#### [Page excerpt]
------------------------------------
WOW, really?! How awesome!!

I am so excited to move out there to be closer to bunny & rat people!


----------



## BlueGiants

It'll be great if you move back east! I get up to Middleburghe and Altamont all the time! SO pretty up there!


----------



## DeniseJP

And three hours south of me!

Denise


----------



## JimD

*DeniseJP wrote: *


> And three hours south of me!
> 
> Denise


Denise... You're only about 20 minutes from me :wave:
I'm in Fair Lawn, NJ


----------



## DeniseJP

Hi Jim:

I am in upstate NY... just timed the run to Albany since I was in Rhode Island this past weekend and I can do Albany to home in 2.5 hours going north... home to Albany is south on route 90.

The colors are starting - more so near Albany and the Berkshires in MA than up here on the hill... 

Denise


----------



## JimD

*DeniseJP wrote: *


> Hi Jim:
> 
> I am in upstate NY...




ooops.

I must have typed in "NJ" instead of "NY" when I googled it.


----------



## pOker

weeeee, ill be the first to post in awhile...

i live in Brewster New York!! Putnam County..


woohooo..



new yorkk bunsssssssss.


----------



## DanielleX51

Hello everyone!! I am a New Yorker in Rochester! I lived in the Adirondacks most of my life and moved down here a little over a year ago


----------



## RandomWiktor

I'm about an hour north of you, kirby


----------



## kirbyultra

Yay for another NY Bun person!


----------



## Kitty88

I guess I'm the first Bronxite to post in here, huh?


----------



## kirbyultra

*Kitty88 wrote: *


> I guess I'm the first Bronxite to post in here, huh?


Yep! :biggrin:


----------



## zednon

Hi, I'm getting a bunny next month, a Flemish giant rabbit, I live in westchester, an I'm rather exicted about the whole thing.

My boyfreind is sorta freak by my new and weird exictment about owning a little bunny, He is a good brooklyn boy, and has never heard of anyone owning a rabbit. Me being from the midwest, nebraska, rabbits where just one of many choices for a pet. thus I had 2 in my life, male and female. 

I am wondering how the New Yorker people pick out a rabbit as a pet? 

-Ana


----------



## Kitty88

Cool beans! Me and Chloe are representin'. XD
I'm pretty sure we're a minority in this borough. :/ Although every time we go for a walk on the main street we get stopped for pets and questions about pet bunnies! (I have to admit, I do my best to emphasize how much work they are.)


----------



## kirbyultra

*zednon wrote: *


> Hi, I'm getting a bunny next month, a Flemish giant rabbit, I live in westchester, an I'm rather exicted about the whole thing.
> 
> My boyfreind is sorta freak by my new and weird exictment about owning a little bunny, He is a good brooklyn boy, and has never heard of anyone owning a rabbit. Me being from the midwest, nebraska, rabbits where just one of many choices for a pet. thus I had 2 in my life, male and female.
> 
> I am wondering how the New Yorker people pick out a rabbit as a pet?
> 
> -Ana


Hi Ana! Welcome. 

I'm from Brooklyn and frankly, when I first had a couple friends who had rabbits as pets I thought it was pretty exotic. But when I started to work with the rescue, it turns out tons of people get rabbits all the time in NYC.
------------------------------------
#### [Objectives]
A – Answer these questions about the New York rabbit forum thread, giving each answer on its own line:
(i) Which town and state does JimD give as his location?
(ii) What breed of rabbit does zednon say is coming next month?
(iii) Where did DanielleX51 live before moving to Rochester?
B – Print the part of the New York rabbit forum thread that starts with "I must have" and continues through "York!! Putnam County..".
C – Carry on the New York rabbit forum thread from the point where it stops.
------------------------------------
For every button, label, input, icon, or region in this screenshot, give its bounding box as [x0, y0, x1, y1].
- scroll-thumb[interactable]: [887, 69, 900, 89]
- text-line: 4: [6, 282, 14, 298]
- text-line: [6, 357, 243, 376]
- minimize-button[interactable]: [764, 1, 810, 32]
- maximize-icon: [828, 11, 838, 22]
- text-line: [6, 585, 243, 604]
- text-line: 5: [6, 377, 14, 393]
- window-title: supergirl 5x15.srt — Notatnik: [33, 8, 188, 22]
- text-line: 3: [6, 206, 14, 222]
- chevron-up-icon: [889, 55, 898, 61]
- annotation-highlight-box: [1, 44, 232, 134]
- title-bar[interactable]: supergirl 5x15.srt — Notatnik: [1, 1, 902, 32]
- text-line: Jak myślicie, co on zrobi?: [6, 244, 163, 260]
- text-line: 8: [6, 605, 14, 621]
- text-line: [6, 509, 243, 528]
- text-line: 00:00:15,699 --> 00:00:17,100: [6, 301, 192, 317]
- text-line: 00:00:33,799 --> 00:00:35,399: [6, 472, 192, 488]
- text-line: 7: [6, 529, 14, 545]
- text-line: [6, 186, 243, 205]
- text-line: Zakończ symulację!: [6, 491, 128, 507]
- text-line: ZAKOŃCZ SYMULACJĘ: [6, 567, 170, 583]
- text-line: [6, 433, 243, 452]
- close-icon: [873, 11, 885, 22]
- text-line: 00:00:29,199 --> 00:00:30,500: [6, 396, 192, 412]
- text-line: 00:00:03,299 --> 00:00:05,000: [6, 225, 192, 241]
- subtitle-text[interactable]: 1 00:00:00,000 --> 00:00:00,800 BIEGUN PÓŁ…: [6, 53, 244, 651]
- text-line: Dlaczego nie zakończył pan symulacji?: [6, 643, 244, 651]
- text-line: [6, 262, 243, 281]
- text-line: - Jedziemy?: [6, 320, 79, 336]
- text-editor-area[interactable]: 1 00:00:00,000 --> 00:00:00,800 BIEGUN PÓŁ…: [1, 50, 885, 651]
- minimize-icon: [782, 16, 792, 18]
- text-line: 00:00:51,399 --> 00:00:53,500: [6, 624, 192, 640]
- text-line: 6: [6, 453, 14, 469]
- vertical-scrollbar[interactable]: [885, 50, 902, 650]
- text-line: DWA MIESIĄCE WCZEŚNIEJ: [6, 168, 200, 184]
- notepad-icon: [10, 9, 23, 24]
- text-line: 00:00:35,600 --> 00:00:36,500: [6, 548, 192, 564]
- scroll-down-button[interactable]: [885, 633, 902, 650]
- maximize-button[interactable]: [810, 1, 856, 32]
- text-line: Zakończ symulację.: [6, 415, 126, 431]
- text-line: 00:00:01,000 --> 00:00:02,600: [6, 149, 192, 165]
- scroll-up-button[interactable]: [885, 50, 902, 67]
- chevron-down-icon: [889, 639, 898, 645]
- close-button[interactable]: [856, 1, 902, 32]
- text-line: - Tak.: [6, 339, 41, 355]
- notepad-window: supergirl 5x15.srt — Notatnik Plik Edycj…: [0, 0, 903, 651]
------------------------------------
#### [Answers to each task]
A –
(i) Fair Lawn, NJ
(ii) A Flemish giant rabbit
(iii) The Adirondacks

B –
I must have typed in "NJ" instead of "NY" when I googled it.


----------



## pOker

weeeee, ill be the first to post in awhile...

i live in Brewster New York!! Putnam County..

C –
A flemish giant is going to be so much fun. I hear they have a wonderful gentle personality  

Rabbits are becoming increasingly popular as pets in the city because they make excellent apt pets! They're quiet, they require relatively less space to run around, they don't need to be walked, they can be litter box trained. Technically speaking, if you were hush about it, no landlord would ever know you had one unless they came and inspected your home! h34r2

Plus they're just wonderful little companions. And so darn cute to boot.


----------



## kirbyultra

*Kitty88 wrote: *


> Cool beans! Me and Chloe are representin'. XD
> I'm pretty sure we're a minority in this borough. :/ Although every time we go for a walk on the main street we get stopped for pets and questions about pet bunnies! (I have to admit, I do my best to emphasize how much work they are.)


You walk your bunny in the sidewalk? That's so cute! I never considered it. I'm like "ew, the sidewalks are so dirty" LOL - I know plenty of people walk their buns in central park and stuff. I see pix and hear about it all the time. I cannot get my bunnies into a harness for my life, so it just isn't going to happen for my bunnies :grumpy


----------



## hln917

*kirbyultra wrote: *


> *Kitty88 wrote: *
> 
> 
> 
> Cool beans! Me and Chloe are representin'. XD
> I'm pretty sure we're a minority in this borough. :/ Although every time we go for a walk on the main street we get stopped for pets and questions about pet bunnies! (I have to admit, I do my best to emphasize how much work they are.)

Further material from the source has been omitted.